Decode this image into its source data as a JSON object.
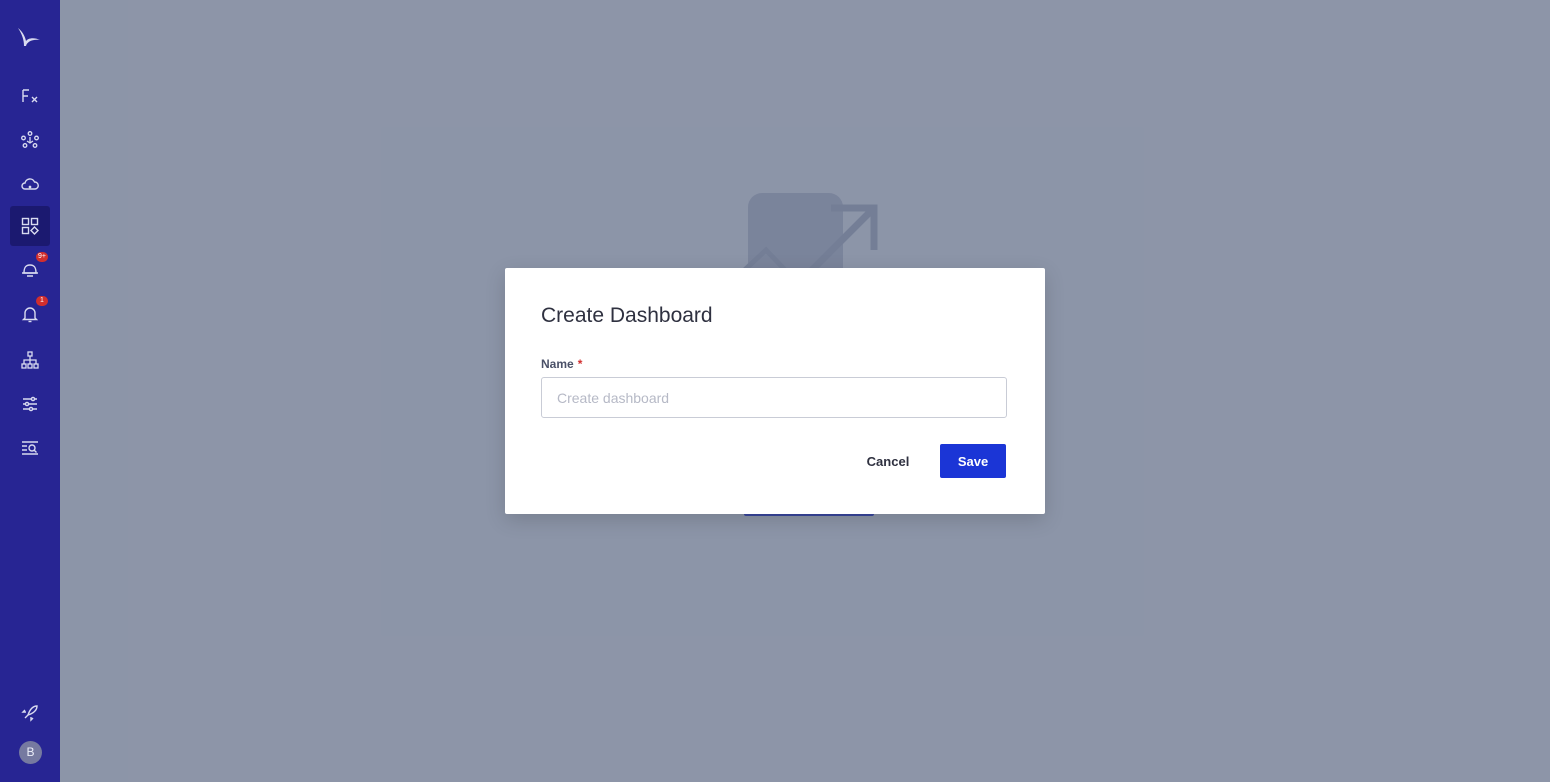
{
  "colors": {
    "sidebar_bg": "#272593",
    "sidebar_active": "#1b1970",
    "primary": "#1b35d6",
    "badge": "#d12e2e",
    "overlay": "rgba(66,80,110,0.58)"
  },
  "sidebar": {
    "items": [
      {
        "icon": "functions-icon"
      },
      {
        "icon": "integrations-icon"
      },
      {
        "icon": "cloud-icon"
      },
      {
        "icon": "dashboards-icon",
        "active": true
      },
      {
        "icon": "alerts-icon",
        "badge": "9+"
      },
      {
        "icon": "notifications-bell-icon",
        "badge": "1"
      },
      {
        "icon": "service-map-icon"
      },
      {
        "icon": "settings-sliders-icon"
      },
      {
        "icon": "logs-search-icon"
      }
    ],
    "footer": {
      "rocket_icon": "rocket-icon",
      "avatar_initial": "B"
    }
  },
  "modal": {
    "title": "Create Dashboard",
    "field": {
      "label": "Name",
      "required_mark": "*",
      "value": "",
      "placeholder": "Create dashboard"
    },
    "cancel_label": "Cancel",
    "save_label": "Save"
  }
}
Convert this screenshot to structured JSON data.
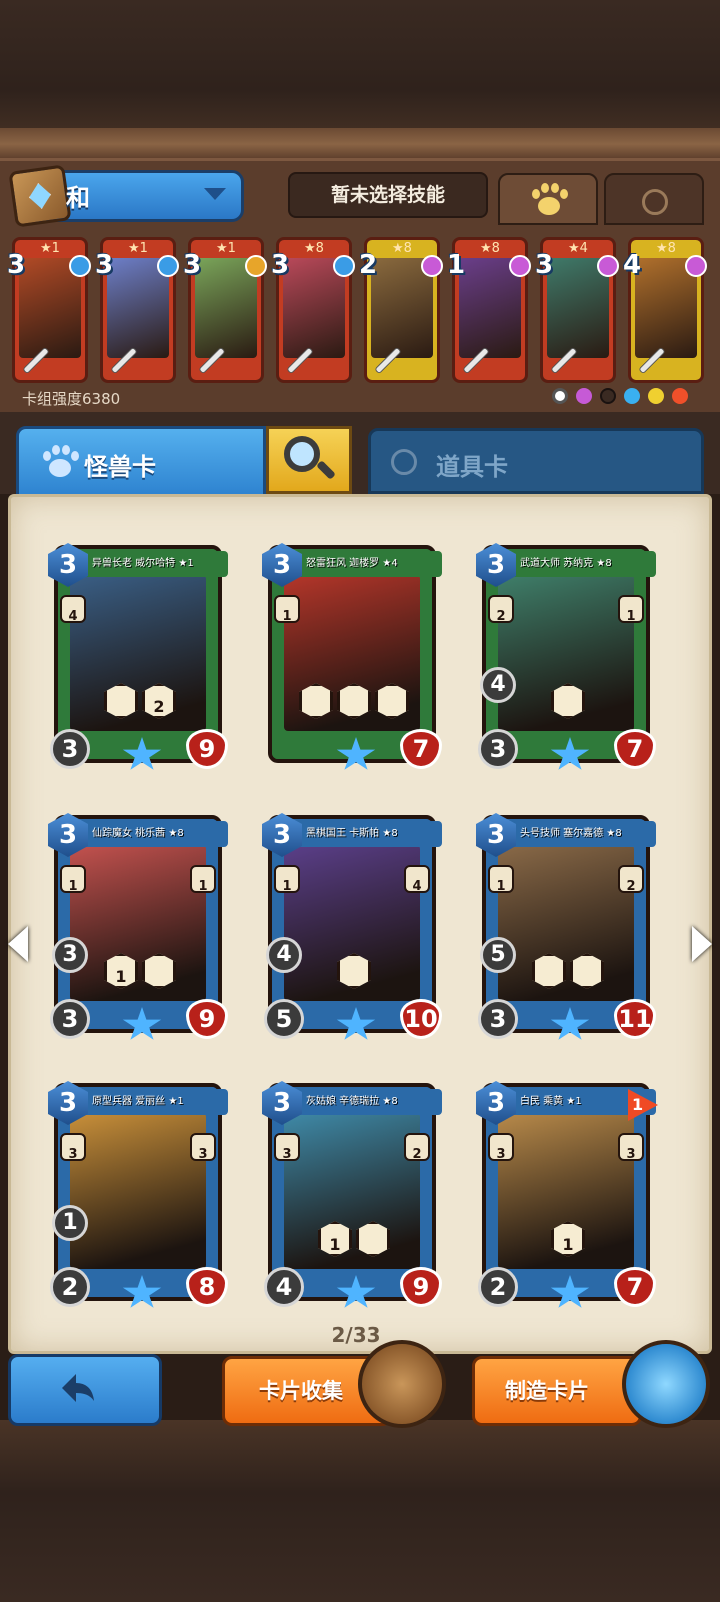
{
  "deck": {
    "name": "和",
    "skill_status": "暂未选择技能",
    "strength_label": "卡组强度6380"
  },
  "deck_cards": [
    {
      "stars": "★1",
      "cost": "3",
      "gem_color": "#3a9ce6",
      "border": "#c23c22",
      "art": "#b14a26"
    },
    {
      "stars": "★1",
      "cost": "3",
      "gem_color": "#3a9ce6",
      "border": "#c23c22",
      "art": "#6d7fc9"
    },
    {
      "stars": "★1",
      "cost": "3",
      "gem_color": "#e7a52a",
      "border": "#c23c22",
      "art": "#7aa55a"
    },
    {
      "stars": "★8",
      "cost": "3",
      "gem_color": "#3a9ce6",
      "border": "#c23c22",
      "art": "#b9495a"
    },
    {
      "stars": "★8",
      "cost": "2",
      "gem_color": "#c85ad6",
      "border": "#d8b320",
      "art": "#8a6a3e"
    },
    {
      "stars": "★8",
      "cost": "1",
      "gem_color": "#c85ad6",
      "border": "#c23c22",
      "art": "#6a3e8a"
    },
    {
      "stars": "★4",
      "cost": "3",
      "gem_color": "#c85ad6",
      "border": "#c23c22",
      "art": "#3f7a6a"
    },
    {
      "stars": "★8",
      "cost": "4",
      "gem_color": "#c85ad6",
      "border": "#d8b320",
      "art": "#b0702c"
    }
  ],
  "tabs": {
    "monster": "怪兽卡",
    "item": "道具卡"
  },
  "cards": [
    {
      "title": "异兽长老 威尔哈特 ★1",
      "cost": "3",
      "atk": "3",
      "hp": "9",
      "extra": "",
      "side_left": "4",
      "side_right": "",
      "frame": "#2f7a3a",
      "art": "#3a5f86",
      "skills": 2,
      "skill_labels": [
        "",
        "2"
      ]
    },
    {
      "title": "怒雷狂风 迦楼罗 ★4",
      "cost": "3",
      "atk": "",
      "hp": "7",
      "extra": "",
      "side_left": "1",
      "side_right": "",
      "frame": "#2f7a3a",
      "art": "#b5362a",
      "skills": 3,
      "skill_labels": [
        "",
        "",
        ""
      ]
    },
    {
      "title": "武道大师 苏纳克 ★8",
      "cost": "3",
      "atk": "3",
      "hp": "7",
      "extra": "4",
      "side_left": "2",
      "side_right": "1",
      "frame": "#2f7a3a",
      "art": "#3f7f6a",
      "skills": 1,
      "skill_labels": [
        ""
      ]
    },
    {
      "title": "仙踪魔女 桃乐茜 ★8",
      "cost": "3",
      "atk": "3",
      "hp": "9",
      "extra": "3",
      "side_left": "1",
      "side_right": "1",
      "frame": "#2b6aa8",
      "art": "#c4524f",
      "skills": 2,
      "skill_labels": [
        "1",
        ""
      ]
    },
    {
      "title": "黑棋国王 卡斯帕 ★8",
      "cost": "3",
      "atk": "5",
      "hp": "10",
      "extra": "4",
      "side_left": "1",
      "side_right": "4",
      "frame": "#2b6aa8",
      "art": "#5b3f8a",
      "skills": 1,
      "skill_labels": [
        ""
      ]
    },
    {
      "title": "头号技师 塞尔嘉德 ★8",
      "cost": "3",
      "atk": "3",
      "hp": "11",
      "extra": "5",
      "side_left": "1",
      "side_right": "2",
      "frame": "#2b6aa8",
      "art": "#8a6a48",
      "skills": 2,
      "skill_labels": [
        "",
        ""
      ]
    },
    {
      "title": "原型兵器 爱丽丝 ★1",
      "cost": "3",
      "atk": "2",
      "hp": "8",
      "extra": "1",
      "side_left": "3",
      "side_right": "3",
      "frame": "#2b6aa8",
      "art": "#c9903a",
      "skills": 0,
      "skill_labels": []
    },
    {
      "title": "灰姑娘 辛德瑞拉 ★8",
      "cost": "3",
      "atk": "4",
      "hp": "9",
      "extra": "",
      "side_left": "3",
      "side_right": "2",
      "frame": "#2b6aa8",
      "art": "#3f8aa8",
      "skills": 2,
      "skill_labels": [
        "1",
        ""
      ]
    },
    {
      "title": "白民 乘黄 ★1",
      "cost": "3",
      "atk": "2",
      "hp": "7",
      "extra": "",
      "side_left": "3",
      "side_right": "3",
      "frame": "#2b6aa8",
      "art": "#b88a4a",
      "skills": 1,
      "skill_labels": [
        "1"
      ],
      "flag": "1"
    }
  ],
  "pagination": "2/33",
  "buttons": {
    "collection": "卡片收集",
    "craft": "制造卡片"
  }
}
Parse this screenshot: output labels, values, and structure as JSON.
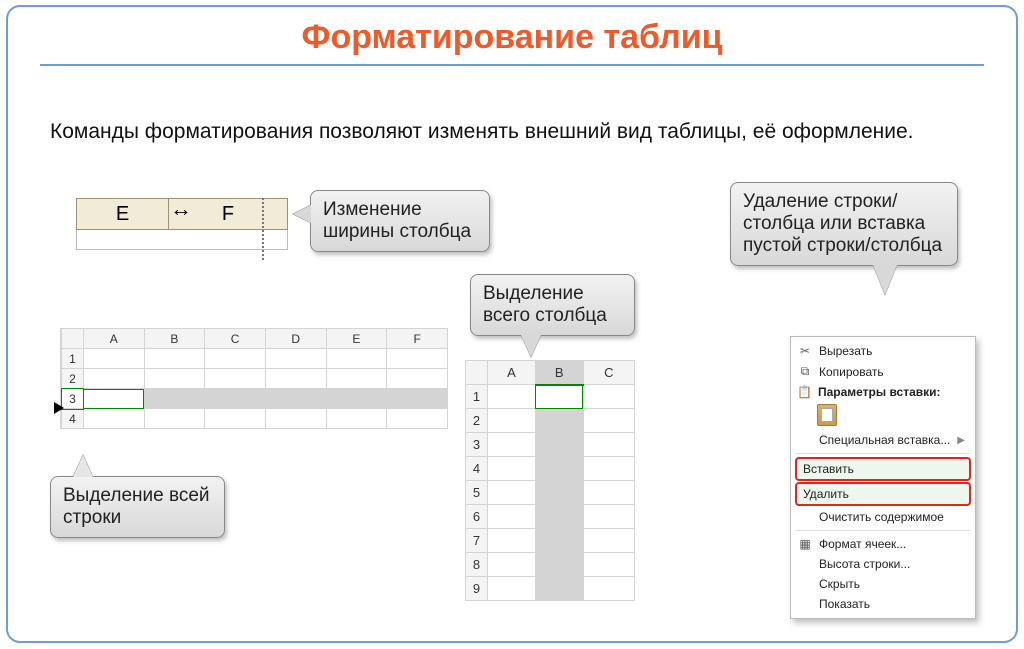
{
  "title": "Форматирование таблиц",
  "intro": "Команды форматирования позволяют изменять внешний вид таблицы, её оформление.",
  "callouts": {
    "width": "Изменение ширины столбца",
    "select_column": "Выделение всего столбца",
    "select_row": "Выделение всей строки",
    "delete_insert": "Удаление строки/столбца или вставка пустой строки/столбца"
  },
  "ef": {
    "left_col": "E",
    "right_col": "F",
    "cursor": "↔"
  },
  "grid1": {
    "columns": [
      "A",
      "B",
      "C",
      "D",
      "E",
      "F"
    ],
    "rows": [
      "1",
      "2",
      "3",
      "4"
    ],
    "selected_row": "3"
  },
  "grid2": {
    "columns": [
      "A",
      "B",
      "C"
    ],
    "rows": [
      "1",
      "2",
      "3",
      "4",
      "5",
      "6",
      "7",
      "8",
      "9"
    ],
    "selected_col": "B"
  },
  "context_menu": {
    "cut": "Вырезать",
    "copy": "Копировать",
    "paste_params": "Параметры вставки:",
    "paste_special": "Специальная вставка...",
    "insert": "Вставить",
    "delete": "Удалить",
    "clear": "Очистить содержимое",
    "format_cells": "Формат ячеек...",
    "row_height": "Высота строки...",
    "hide": "Скрыть",
    "show": "Показать",
    "icons": {
      "cut": "✂",
      "copy": "⧉",
      "clipboard": "📋",
      "format": "▦"
    }
  }
}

THE TASK: Write out all the records again, exactly, minus any pictures.

RESPONSE:
Decode this image into its source data as a JSON object.
{
  "colors": {
    "sidebar_bg": "#272593",
    "sidebar_active": "#1b1970",
    "primary": "#1b35d6",
    "badge": "#d12e2e",
    "overlay": "rgba(66,80,110,0.58)"
  },
  "sidebar": {
    "items": [
      {
        "icon": "functions-icon"
      },
      {
        "icon": "integrations-icon"
      },
      {
        "icon": "cloud-icon"
      },
      {
        "icon": "dashboards-icon",
        "active": true
      },
      {
        "icon": "alerts-icon",
        "badge": "9+"
      },
      {
        "icon": "notifications-bell-icon",
        "badge": "1"
      },
      {
        "icon": "service-map-icon"
      },
      {
        "icon": "settings-sliders-icon"
      },
      {
        "icon": "logs-search-icon"
      }
    ],
    "footer": {
      "rocket_icon": "rocket-icon",
      "avatar_initial": "B"
    }
  },
  "modal": {
    "title": "Create Dashboard",
    "field": {
      "label": "Name",
      "required_mark": "*",
      "value": "",
      "placeholder": "Create dashboard"
    },
    "cancel_label": "Cancel",
    "save_label": "Save"
  }
}
Convert this screenshot to structured JSON data.
{
  "deck": {
    "name": "和",
    "skill_status": "暂未选择技能",
    "strength_label": "卡组强度6380"
  },
  "deck_cards": [
    {
      "stars": "★1",
      "cost": "3",
      "gem_color": "#3a9ce6",
      "border": "#c23c22",
      "art": "#b14a26"
    },
    {
      "stars": "★1",
      "cost": "3",
      "gem_color": "#3a9ce6",
      "border": "#c23c22",
      "art": "#6d7fc9"
    },
    {
      "stars": "★1",
      "cost": "3",
      "gem_color": "#e7a52a",
      "border": "#c23c22",
      "art": "#7aa55a"
    },
    {
      "stars": "★8",
      "cost": "3",
      "gem_color": "#3a9ce6",
      "border": "#c23c22",
      "art": "#b9495a"
    },
    {
      "stars": "★8",
      "cost": "2",
      "gem_color": "#c85ad6",
      "border": "#d8b320",
      "art": "#8a6a3e"
    },
    {
      "stars": "★8",
      "cost": "1",
      "gem_color": "#c85ad6",
      "border": "#c23c22",
      "art": "#6a3e8a"
    },
    {
      "stars": "★4",
      "cost": "3",
      "gem_color": "#c85ad6",
      "border": "#c23c22",
      "art": "#3f7a6a"
    },
    {
      "stars": "★8",
      "cost": "4",
      "gem_color": "#c85ad6",
      "border": "#d8b320",
      "art": "#b0702c"
    }
  ],
  "tabs": {
    "monster": "怪兽卡",
    "item": "道具卡"
  },
  "cards": [
    {
      "title": "异兽长老 威尔哈特 ★1",
      "cost": "3",
      "atk": "3",
      "hp": "9",
      "extra": "",
      "side_left": "4",
      "side_right": "",
      "frame": "#2f7a3a",
      "art": "#3a5f86",
      "skills": 2,
      "skill_labels": [
        "",
        "2"
      ]
    },
    {
      "title": "怒雷狂风 迦楼罗 ★4",
      "cost": "3",
      "atk": "",
      "hp": "7",
      "extra": "",
      "side_left": "1",
      "side_right": "",
      "frame": "#2f7a3a",
      "art": "#b5362a",
      "skills": 3,
      "skill_labels": [
        "",
        "",
        ""
      ]
    },
    {
      "title": "武道大师 苏纳克 ★8",
      "cost": "3",
      "atk": "3",
      "hp": "7",
      "extra": "4",
      "side_left": "2",
      "side_right": "1",
      "frame": "#2f7a3a",
      "art": "#3f7f6a",
      "skills": 1,
      "skill_labels": [
        ""
      ]
    },
    {
      "title": "仙踪魔女 桃乐茜 ★8",
      "cost": "3",
      "atk": "3",
      "hp": "9",
      "extra": "3",
      "side_left": "1",
      "side_right": "1",
      "frame": "#2b6aa8",
      "art": "#c4524f",
      "skills": 2,
      "skill_labels": [
        "1",
        ""
      ]
    },
    {
      "title": "黑棋国王 卡斯帕 ★8",
      "cost": "3",
      "atk": "5",
      "hp": "10",
      "extra": "4",
      "side_left": "1",
      "side_right": "4",
      "frame": "#2b6aa8",
      "art": "#5b3f8a",
      "skills": 1,
      "skill_labels": [
        ""
      ]
    },
    {
      "title": "头号技师 塞尔嘉德 ★8",
      "cost": "3",
      "atk": "3",
      "hp": "11",
      "extra": "5",
      "side_left": "1",
      "side_right": "2",
      "frame": "#2b6aa8",
      "art": "#8a6a48",
      "skills": 2,
      "skill_labels": [
        "",
        ""
      ]
    },
    {
      "title": "原型兵器 爱丽丝 ★1",
      "cost": "3",
      "atk": "2",
      "hp": "8",
      "extra": "1",
      "side_left": "3",
      "side_right": "3",
      "frame": "#2b6aa8",
      "art": "#c9903a",
      "skills": 0,
      "skill_labels": []
    },
    {
      "title": "灰姑娘 辛德瑞拉 ★8",
      "cost": "3",
      "atk": "4",
      "hp": "9",
      "extra": "",
      "side_left": "3",
      "side_right": "2",
      "frame": "#2b6aa8",
      "art": "#3f8aa8",
      "skills": 2,
      "skill_labels": [
        "1",
        ""
      ]
    },
    {
      "title": "白民 乘黄 ★1",
      "cost": "3",
      "atk": "2",
      "hp": "7",
      "extra": "",
      "side_left": "3",
      "side_right": "3",
      "frame": "#2b6aa8",
      "art": "#b88a4a",
      "skills": 1,
      "skill_labels": [
        "1"
      ],
      "flag": "1"
    }
  ],
  "pagination": "2/33",
  "buttons": {
    "collection": "卡片收集",
    "craft": "制造卡片"
  }
}
Parse this screenshot: output labels, values, and structure as JSON.
{
  "title": "Форматирование таблиц",
  "intro": "Команды форматирования позволяют изменять внешний вид таблицы, её оформление.",
  "callouts": {
    "width": "Изменение ширины столбца",
    "select_column": "Выделение всего столбца",
    "select_row": "Выделение всей строки",
    "delete_insert": "Удаление строки/столбца или вставка пустой строки/столбца"
  },
  "ef": {
    "left_col": "E",
    "right_col": "F",
    "cursor": "↔"
  },
  "grid1": {
    "columns": [
      "A",
      "B",
      "C",
      "D",
      "E",
      "F"
    ],
    "rows": [
      "1",
      "2",
      "3",
      "4"
    ],
    "selected_row": "3"
  },
  "grid2": {
    "columns": [
      "A",
      "B",
      "C"
    ],
    "rows": [
      "1",
      "2",
      "3",
      "4",
      "5",
      "6",
      "7",
      "8",
      "9"
    ],
    "selected_col": "B"
  },
  "context_menu": {
    "cut": "Вырезать",
    "copy": "Копировать",
    "paste_params": "Параметры вставки:",
    "paste_special": "Специальная вставка...",
    "insert": "Вставить",
    "delete": "Удалить",
    "clear": "Очистить содержимое",
    "format_cells": "Формат ячеек...",
    "row_height": "Высота строки...",
    "hide": "Скрыть",
    "show": "Показать",
    "icons": {
      "cut": "✂",
      "copy": "⧉",
      "clipboard": "📋",
      "format": "▦"
    }
  }
}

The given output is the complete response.